[EXERCISE INSTRUCTIONS]
Transcribe the records below exactly, leaving out any pictures.

==== TASK INPUT ====

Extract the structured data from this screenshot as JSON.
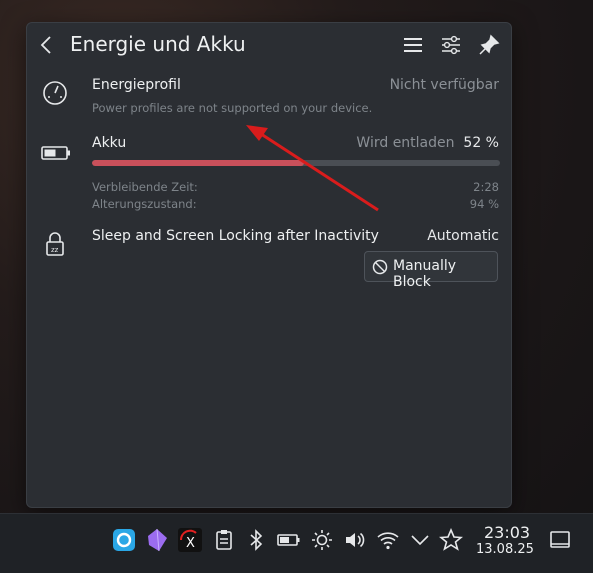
{
  "popup": {
    "title": "Energie und Akku",
    "header_icons": [
      "back-icon",
      "menu-icon",
      "configure-icon",
      "pin-icon"
    ]
  },
  "energy_profile": {
    "label": "Energieprofil",
    "status": "Nicht verfügbar",
    "description": "Power profiles are not supported on your device.",
    "icon": "speedometer-icon"
  },
  "battery": {
    "label": "Akku",
    "status": "Wird entladen",
    "percent_text": "52 %",
    "percent": 52,
    "remaining_label": "Verbleibende Zeit:",
    "remaining_value": "2:28",
    "health_label": "Alterungszustand:",
    "health_value": "94 %",
    "icon": "battery-icon"
  },
  "sleep": {
    "label": "Sleep and Screen Locking after Inactivity",
    "status": "Automatic",
    "button_label": "Manually Block",
    "icon": "lock-sleep-icon"
  },
  "taskbar": {
    "time": "23:03",
    "date": "13.08.25",
    "tray_icons": [
      "app-launcher-icon",
      "obsidian-icon",
      "x-app-icon",
      "clipboard-icon",
      "bluetooth-icon",
      "battery-icon",
      "brightness-icon",
      "volume-icon",
      "wifi-icon",
      "chevron-down-icon",
      "star-icon",
      "show-desktop-icon"
    ]
  },
  "colors": {
    "accent": "#c9505b",
    "annotation_arrow": "#d91c1c",
    "panel_bg": "#2b2e33"
  }
}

====

[RIGHT ANSWER]
Extract the structured data from this screenshot as JSON.
{
  "popup": {
    "title": "Energie und Akku",
    "header_icons": [
      "back-icon",
      "menu-icon",
      "configure-icon",
      "pin-icon"
    ]
  },
  "energy_profile": {
    "label": "Energieprofil",
    "status": "Nicht verfügbar",
    "description": "Power profiles are not supported on your device.",
    "icon": "speedometer-icon"
  },
  "battery": {
    "label": "Akku",
    "status": "Wird entladen",
    "percent_text": "52 %",
    "percent": 52,
    "remaining_label": "Verbleibende Zeit:",
    "remaining_value": "2:28",
    "health_label": "Alterungszustand:",
    "health_value": "94 %",
    "icon": "battery-icon"
  },
  "sleep": {
    "label": "Sleep and Screen Locking after Inactivity",
    "status": "Automatic",
    "button_label": "Manually Block",
    "icon": "lock-sleep-icon"
  },
  "taskbar": {
    "time": "23:03",
    "date": "13.08.25",
    "tray_icons": [
      "app-launcher-icon",
      "obsidian-icon",
      "x-app-icon",
      "clipboard-icon",
      "bluetooth-icon",
      "battery-icon",
      "brightness-icon",
      "volume-icon",
      "wifi-icon",
      "chevron-down-icon",
      "star-icon",
      "show-desktop-icon"
    ]
  },
  "colors": {
    "accent": "#c9505b",
    "annotation_arrow": "#d91c1c",
    "panel_bg": "#2b2e33"
  }
}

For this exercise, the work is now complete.